§ **Your objective**
Below are the entries; count the lines in them that contain the word "encore" and give only the number.

(Data entries)
#####

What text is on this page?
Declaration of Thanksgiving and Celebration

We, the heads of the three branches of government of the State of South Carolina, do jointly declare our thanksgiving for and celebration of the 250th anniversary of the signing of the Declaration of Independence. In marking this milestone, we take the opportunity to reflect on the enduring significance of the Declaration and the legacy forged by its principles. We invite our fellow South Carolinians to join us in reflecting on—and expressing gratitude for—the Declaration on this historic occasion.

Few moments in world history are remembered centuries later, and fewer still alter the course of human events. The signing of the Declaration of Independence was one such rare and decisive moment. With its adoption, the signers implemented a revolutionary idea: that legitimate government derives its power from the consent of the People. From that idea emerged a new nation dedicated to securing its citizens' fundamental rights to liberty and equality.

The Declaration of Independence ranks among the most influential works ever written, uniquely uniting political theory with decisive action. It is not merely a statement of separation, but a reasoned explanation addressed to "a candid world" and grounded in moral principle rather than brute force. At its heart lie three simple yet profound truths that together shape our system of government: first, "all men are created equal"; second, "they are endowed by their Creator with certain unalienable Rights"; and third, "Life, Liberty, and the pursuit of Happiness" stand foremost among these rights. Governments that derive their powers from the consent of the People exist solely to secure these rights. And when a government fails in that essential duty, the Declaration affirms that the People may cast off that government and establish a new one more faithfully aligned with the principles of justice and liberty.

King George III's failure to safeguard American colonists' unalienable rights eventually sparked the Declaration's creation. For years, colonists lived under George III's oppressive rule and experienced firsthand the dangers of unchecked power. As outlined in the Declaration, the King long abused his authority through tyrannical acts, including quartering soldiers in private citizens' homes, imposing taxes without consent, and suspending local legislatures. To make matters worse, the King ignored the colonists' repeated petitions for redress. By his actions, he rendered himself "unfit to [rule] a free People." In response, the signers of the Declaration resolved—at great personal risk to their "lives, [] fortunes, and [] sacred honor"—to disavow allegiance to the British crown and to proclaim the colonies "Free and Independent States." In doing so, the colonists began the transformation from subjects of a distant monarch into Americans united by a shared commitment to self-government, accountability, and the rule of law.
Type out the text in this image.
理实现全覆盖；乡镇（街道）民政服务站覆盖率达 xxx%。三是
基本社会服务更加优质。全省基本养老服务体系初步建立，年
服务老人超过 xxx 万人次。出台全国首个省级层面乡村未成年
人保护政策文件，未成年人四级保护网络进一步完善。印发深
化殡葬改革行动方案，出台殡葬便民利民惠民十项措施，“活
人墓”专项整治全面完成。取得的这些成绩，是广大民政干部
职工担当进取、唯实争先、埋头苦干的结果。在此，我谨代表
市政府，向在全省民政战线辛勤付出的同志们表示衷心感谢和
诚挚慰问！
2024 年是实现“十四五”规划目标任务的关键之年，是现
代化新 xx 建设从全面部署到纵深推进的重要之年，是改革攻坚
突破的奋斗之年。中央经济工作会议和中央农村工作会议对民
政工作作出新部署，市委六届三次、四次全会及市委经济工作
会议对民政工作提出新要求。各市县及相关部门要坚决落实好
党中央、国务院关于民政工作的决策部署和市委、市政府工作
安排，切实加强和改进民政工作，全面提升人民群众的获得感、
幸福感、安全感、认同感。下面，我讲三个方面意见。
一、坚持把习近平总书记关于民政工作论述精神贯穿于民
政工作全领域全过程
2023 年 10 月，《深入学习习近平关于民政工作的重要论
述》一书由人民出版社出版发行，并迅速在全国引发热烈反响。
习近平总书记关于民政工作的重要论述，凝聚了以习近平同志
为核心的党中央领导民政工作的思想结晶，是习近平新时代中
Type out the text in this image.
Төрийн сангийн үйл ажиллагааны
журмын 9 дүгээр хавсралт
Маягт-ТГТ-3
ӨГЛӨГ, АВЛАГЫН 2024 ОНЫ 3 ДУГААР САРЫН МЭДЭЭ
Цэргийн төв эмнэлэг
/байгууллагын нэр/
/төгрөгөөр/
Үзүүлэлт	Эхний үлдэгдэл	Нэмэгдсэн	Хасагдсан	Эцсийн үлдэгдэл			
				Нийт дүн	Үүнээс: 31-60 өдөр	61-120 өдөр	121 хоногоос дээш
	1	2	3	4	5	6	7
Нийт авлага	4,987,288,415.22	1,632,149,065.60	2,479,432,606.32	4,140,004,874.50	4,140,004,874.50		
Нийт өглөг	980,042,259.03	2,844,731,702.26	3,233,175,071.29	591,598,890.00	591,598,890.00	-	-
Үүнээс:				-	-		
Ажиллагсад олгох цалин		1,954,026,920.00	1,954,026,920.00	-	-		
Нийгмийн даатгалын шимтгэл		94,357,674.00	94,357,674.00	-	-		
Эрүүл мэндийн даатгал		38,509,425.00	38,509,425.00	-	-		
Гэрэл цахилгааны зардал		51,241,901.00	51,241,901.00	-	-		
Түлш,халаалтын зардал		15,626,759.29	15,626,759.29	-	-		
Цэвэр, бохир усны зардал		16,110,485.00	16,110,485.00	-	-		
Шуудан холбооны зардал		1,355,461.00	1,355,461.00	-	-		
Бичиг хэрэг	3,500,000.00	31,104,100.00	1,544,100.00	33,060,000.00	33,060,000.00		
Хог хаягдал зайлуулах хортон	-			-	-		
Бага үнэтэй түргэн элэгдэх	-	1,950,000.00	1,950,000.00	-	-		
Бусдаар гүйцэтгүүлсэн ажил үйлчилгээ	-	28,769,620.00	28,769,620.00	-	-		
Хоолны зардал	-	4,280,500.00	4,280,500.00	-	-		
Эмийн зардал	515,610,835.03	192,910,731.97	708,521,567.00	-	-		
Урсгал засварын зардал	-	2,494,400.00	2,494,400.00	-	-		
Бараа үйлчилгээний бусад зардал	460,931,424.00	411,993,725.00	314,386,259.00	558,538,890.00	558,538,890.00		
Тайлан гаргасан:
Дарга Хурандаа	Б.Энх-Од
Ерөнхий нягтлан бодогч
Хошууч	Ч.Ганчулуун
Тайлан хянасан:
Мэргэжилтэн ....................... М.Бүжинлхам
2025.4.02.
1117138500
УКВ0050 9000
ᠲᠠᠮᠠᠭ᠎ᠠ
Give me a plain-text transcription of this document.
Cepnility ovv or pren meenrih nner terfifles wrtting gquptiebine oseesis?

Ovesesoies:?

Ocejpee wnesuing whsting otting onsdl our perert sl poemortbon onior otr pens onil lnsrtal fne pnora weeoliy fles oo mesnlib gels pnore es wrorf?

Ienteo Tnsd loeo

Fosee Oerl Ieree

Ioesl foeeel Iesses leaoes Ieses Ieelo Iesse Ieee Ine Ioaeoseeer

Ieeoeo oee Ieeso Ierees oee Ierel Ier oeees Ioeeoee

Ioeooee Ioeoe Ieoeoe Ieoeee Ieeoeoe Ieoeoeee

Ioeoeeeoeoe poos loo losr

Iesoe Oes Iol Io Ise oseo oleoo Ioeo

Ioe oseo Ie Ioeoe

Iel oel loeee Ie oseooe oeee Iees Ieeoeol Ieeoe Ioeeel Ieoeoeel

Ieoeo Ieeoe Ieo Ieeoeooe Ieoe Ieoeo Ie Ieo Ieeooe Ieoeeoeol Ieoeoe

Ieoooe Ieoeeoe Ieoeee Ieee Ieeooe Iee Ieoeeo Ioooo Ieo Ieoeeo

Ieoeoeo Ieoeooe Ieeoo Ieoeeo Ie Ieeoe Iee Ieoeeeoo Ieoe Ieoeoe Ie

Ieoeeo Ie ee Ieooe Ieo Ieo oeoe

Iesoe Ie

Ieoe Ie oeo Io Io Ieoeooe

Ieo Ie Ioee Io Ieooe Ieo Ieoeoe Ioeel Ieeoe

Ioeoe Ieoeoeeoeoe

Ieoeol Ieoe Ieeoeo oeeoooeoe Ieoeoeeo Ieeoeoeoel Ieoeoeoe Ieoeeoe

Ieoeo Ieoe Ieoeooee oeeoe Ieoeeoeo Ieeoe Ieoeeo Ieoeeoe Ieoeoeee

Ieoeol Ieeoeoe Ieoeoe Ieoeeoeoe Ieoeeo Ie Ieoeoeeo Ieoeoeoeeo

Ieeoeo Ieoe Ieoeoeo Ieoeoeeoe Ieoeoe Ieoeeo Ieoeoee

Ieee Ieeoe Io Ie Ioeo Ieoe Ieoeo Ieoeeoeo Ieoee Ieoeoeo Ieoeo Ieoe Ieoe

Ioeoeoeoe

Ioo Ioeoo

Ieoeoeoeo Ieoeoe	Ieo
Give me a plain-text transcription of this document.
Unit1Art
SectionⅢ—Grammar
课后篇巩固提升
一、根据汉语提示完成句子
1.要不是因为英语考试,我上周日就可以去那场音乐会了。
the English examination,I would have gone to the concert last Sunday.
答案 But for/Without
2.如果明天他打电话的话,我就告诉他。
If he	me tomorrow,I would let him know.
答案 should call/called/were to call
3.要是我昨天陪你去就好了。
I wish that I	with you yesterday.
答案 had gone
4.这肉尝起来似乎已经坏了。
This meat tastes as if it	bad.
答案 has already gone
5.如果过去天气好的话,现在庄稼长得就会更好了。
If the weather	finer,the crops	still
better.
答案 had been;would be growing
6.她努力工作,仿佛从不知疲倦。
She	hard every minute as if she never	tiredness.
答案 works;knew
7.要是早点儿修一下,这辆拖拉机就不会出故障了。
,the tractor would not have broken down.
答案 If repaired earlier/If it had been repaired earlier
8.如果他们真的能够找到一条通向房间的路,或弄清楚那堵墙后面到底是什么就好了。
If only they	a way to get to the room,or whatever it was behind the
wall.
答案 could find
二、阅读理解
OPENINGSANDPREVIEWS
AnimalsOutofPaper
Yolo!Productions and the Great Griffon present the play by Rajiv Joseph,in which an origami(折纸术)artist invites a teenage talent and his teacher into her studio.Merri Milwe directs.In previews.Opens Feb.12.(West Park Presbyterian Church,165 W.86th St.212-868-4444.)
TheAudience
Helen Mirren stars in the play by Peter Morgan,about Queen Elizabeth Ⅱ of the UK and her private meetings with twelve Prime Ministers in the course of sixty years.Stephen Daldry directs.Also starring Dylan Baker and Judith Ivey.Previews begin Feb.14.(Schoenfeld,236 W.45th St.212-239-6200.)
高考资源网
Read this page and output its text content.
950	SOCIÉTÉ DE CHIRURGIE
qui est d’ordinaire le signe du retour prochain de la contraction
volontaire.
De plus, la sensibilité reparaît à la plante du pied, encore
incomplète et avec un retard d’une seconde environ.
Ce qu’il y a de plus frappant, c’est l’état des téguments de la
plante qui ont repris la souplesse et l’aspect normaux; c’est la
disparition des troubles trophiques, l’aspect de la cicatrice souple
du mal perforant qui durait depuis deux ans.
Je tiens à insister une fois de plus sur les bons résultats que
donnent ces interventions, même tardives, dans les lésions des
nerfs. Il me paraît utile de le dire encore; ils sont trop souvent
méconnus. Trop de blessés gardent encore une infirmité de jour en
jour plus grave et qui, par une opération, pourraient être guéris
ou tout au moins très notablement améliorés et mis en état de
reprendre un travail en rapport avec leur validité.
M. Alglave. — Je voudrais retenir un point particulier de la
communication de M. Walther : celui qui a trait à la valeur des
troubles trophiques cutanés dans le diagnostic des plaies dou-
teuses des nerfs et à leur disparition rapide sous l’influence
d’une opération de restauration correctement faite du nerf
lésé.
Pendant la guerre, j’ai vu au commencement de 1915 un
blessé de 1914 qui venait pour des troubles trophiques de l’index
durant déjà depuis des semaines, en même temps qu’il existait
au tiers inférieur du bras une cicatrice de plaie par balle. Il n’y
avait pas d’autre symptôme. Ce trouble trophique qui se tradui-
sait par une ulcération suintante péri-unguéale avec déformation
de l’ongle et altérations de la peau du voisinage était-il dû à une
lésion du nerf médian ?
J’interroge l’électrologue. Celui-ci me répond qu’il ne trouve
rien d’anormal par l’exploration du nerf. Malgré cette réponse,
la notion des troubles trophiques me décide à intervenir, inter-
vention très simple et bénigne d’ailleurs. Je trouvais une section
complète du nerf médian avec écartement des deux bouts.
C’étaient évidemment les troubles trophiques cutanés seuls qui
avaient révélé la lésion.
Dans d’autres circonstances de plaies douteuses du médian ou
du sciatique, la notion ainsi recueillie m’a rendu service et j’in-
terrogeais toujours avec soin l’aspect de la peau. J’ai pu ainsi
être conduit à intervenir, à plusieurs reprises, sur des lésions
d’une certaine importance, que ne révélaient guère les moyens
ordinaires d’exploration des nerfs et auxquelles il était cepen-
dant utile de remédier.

#####

§ **Solution to the exercise**
3